━━━ DATA FOR PROCESSING ━━━
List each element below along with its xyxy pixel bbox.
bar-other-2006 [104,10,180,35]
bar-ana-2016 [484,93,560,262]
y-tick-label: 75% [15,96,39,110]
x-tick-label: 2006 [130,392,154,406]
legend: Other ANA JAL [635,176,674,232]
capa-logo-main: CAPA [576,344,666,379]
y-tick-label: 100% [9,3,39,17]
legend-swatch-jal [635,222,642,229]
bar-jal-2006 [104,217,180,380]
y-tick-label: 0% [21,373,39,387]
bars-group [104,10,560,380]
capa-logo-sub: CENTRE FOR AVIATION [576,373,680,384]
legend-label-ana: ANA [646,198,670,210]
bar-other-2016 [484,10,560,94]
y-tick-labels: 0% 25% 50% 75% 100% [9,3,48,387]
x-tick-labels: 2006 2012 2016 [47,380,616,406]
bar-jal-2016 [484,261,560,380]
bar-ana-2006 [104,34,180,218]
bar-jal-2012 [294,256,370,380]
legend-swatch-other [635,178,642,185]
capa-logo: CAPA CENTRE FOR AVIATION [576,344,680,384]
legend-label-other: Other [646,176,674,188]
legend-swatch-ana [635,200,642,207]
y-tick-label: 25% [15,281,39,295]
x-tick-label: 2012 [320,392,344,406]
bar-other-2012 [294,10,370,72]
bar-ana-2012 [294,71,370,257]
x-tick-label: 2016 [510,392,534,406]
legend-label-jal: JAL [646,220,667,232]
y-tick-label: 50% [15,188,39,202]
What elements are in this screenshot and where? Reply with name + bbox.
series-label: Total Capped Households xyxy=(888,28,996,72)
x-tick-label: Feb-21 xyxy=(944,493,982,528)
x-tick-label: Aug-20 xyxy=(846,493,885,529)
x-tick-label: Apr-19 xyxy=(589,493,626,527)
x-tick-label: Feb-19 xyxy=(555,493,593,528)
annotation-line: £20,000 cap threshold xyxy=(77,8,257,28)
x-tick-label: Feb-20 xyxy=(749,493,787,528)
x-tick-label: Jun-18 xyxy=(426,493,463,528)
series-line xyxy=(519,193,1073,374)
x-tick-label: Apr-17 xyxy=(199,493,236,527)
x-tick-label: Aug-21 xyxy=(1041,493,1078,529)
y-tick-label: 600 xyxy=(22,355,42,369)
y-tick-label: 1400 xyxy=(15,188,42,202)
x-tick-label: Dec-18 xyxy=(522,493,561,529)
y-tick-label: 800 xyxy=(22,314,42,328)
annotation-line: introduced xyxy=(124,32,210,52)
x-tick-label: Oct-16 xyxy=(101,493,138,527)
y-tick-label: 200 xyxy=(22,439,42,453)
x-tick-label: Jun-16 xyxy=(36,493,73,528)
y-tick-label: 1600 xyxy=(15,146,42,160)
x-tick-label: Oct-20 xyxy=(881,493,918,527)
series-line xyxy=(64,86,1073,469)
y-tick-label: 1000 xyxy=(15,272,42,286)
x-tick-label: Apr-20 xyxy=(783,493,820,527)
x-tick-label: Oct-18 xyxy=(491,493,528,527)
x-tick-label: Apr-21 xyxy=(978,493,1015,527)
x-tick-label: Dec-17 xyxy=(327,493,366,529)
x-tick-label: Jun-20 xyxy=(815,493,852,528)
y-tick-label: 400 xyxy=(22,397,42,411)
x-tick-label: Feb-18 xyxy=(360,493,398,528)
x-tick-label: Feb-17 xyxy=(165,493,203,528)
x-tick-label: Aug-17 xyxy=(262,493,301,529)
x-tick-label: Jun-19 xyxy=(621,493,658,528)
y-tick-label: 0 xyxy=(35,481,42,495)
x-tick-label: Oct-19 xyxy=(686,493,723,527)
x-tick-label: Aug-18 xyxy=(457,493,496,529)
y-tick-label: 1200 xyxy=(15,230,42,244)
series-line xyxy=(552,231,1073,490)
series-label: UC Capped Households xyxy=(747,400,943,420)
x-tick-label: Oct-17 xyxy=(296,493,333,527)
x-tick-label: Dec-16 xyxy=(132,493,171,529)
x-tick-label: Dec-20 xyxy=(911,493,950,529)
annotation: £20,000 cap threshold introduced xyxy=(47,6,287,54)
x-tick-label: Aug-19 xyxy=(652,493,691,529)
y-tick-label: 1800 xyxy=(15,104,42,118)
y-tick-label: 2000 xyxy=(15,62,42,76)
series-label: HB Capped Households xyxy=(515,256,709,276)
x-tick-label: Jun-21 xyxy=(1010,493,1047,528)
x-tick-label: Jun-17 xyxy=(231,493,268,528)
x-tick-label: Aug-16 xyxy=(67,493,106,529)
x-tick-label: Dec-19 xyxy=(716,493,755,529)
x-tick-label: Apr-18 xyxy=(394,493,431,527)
━━━
Transcribe every line above without any changes.

List each element below along with its xyxy pixel bbox.
bar-other-2006 [104,10,180,35]
bar-ana-2016 [484,93,560,262]
y-tick-label: 75% [15,96,39,110]
x-tick-label: 2006 [130,392,154,406]
legend: Other ANA JAL [635,176,674,232]
capa-logo-main: CAPA [576,344,666,379]
y-tick-label: 100% [9,3,39,17]
legend-swatch-jal [635,222,642,229]
bar-jal-2006 [104,217,180,380]
y-tick-label: 0% [21,373,39,387]
bars-group [104,10,560,380]
capa-logo-sub: CENTRE FOR AVIATION [576,373,680,384]
legend-label-ana: ANA [646,198,670,210]
bar-other-2016 [484,10,560,94]
y-tick-labels: 0% 25% 50% 75% 100% [9,3,48,387]
x-tick-labels: 2006 2012 2016 [47,380,616,406]
bar-jal-2016 [484,261,560,380]
bar-ana-2006 [104,34,180,218]
bar-jal-2012 [294,256,370,380]
legend-swatch-other [635,178,642,185]
capa-logo: CAPA CENTRE FOR AVIATION [576,344,680,384]
legend-label-other: Other [646,176,674,188]
legend-swatch-ana [635,200,642,207]
y-tick-label: 25% [15,281,39,295]
x-tick-label: 2012 [320,392,344,406]
bar-other-2012 [294,10,370,72]
bar-ana-2012 [294,71,370,257]
x-tick-label: 2016 [510,392,534,406]
legend-label-jal: JAL [646,220,667,232]
y-tick-label: 50% [15,188,39,202]
What elements are in this screenshot and where? Reply with name + bbox.
series-label: Total Capped Households xyxy=(888,28,996,72)
x-tick-label: Feb-21 xyxy=(944,493,982,528)
x-tick-label: Aug-20 xyxy=(846,493,885,529)
x-tick-label: Apr-19 xyxy=(589,493,626,527)
x-tick-label: Feb-19 xyxy=(555,493,593,528)
annotation-line: £20,000 cap threshold xyxy=(77,8,257,28)
x-tick-label: Feb-20 xyxy=(749,493,787,528)
x-tick-label: Jun-18 xyxy=(426,493,463,528)
series-line xyxy=(519,193,1073,374)
x-tick-label: Apr-17 xyxy=(199,493,236,527)
x-tick-label: Aug-21 xyxy=(1041,493,1078,529)
y-tick-label: 600 xyxy=(22,355,42,369)
y-tick-label: 1400 xyxy=(15,188,42,202)
x-tick-label: Dec-18 xyxy=(522,493,561,529)
y-tick-label: 800 xyxy=(22,314,42,328)
annotation-line: introduced xyxy=(124,32,210,52)
x-tick-label: Oct-16 xyxy=(101,493,138,527)
y-tick-label: 200 xyxy=(22,439,42,453)
x-tick-label: Jun-16 xyxy=(36,493,73,528)
y-tick-label: 1600 xyxy=(15,146,42,160)
x-tick-label: Oct-20 xyxy=(881,493,918,527)
series-line xyxy=(64,86,1073,469)
y-tick-label: 1000 xyxy=(15,272,42,286)
x-tick-label: Apr-20 xyxy=(783,493,820,527)
x-tick-label: Oct-18 xyxy=(491,493,528,527)
x-tick-label: Apr-21 xyxy=(978,493,1015,527)
x-tick-label: Dec-17 xyxy=(327,493,366,529)
x-tick-label: Jun-20 xyxy=(815,493,852,528)
y-tick-label: 400 xyxy=(22,397,42,411)
x-tick-label: Feb-18 xyxy=(360,493,398,528)
x-tick-label: Feb-17 xyxy=(165,493,203,528)
x-tick-label: Aug-17 xyxy=(262,493,301,529)
x-tick-label: Jun-19 xyxy=(621,493,658,528)
y-tick-label: 0 xyxy=(35,481,42,495)
x-tick-label: Oct-19 xyxy=(686,493,723,527)
x-tick-label: Aug-18 xyxy=(457,493,496,529)
y-tick-label: 1200 xyxy=(15,230,42,244)
series-line xyxy=(552,231,1073,490)
series-label: UC Capped Households xyxy=(747,400,943,420)
x-tick-label: Oct-17 xyxy=(296,493,333,527)
x-tick-label: Dec-16 xyxy=(132,493,171,529)
x-tick-label: Dec-20 xyxy=(911,493,950,529)
annotation: £20,000 cap threshold introduced xyxy=(47,6,287,54)
x-tick-label: Aug-19 xyxy=(652,493,691,529)
y-tick-label: 1800 xyxy=(15,104,42,118)
y-tick-label: 2000 xyxy=(15,62,42,76)
series-label: HB Capped Households xyxy=(515,256,709,276)
x-tick-label: Jun-21 xyxy=(1010,493,1047,528)
x-tick-label: Jun-17 xyxy=(231,493,268,528)
x-tick-label: Aug-16 xyxy=(67,493,106,529)
x-tick-label: Dec-19 xyxy=(716,493,755,529)
x-tick-label: Apr-18 xyxy=(394,493,431,527)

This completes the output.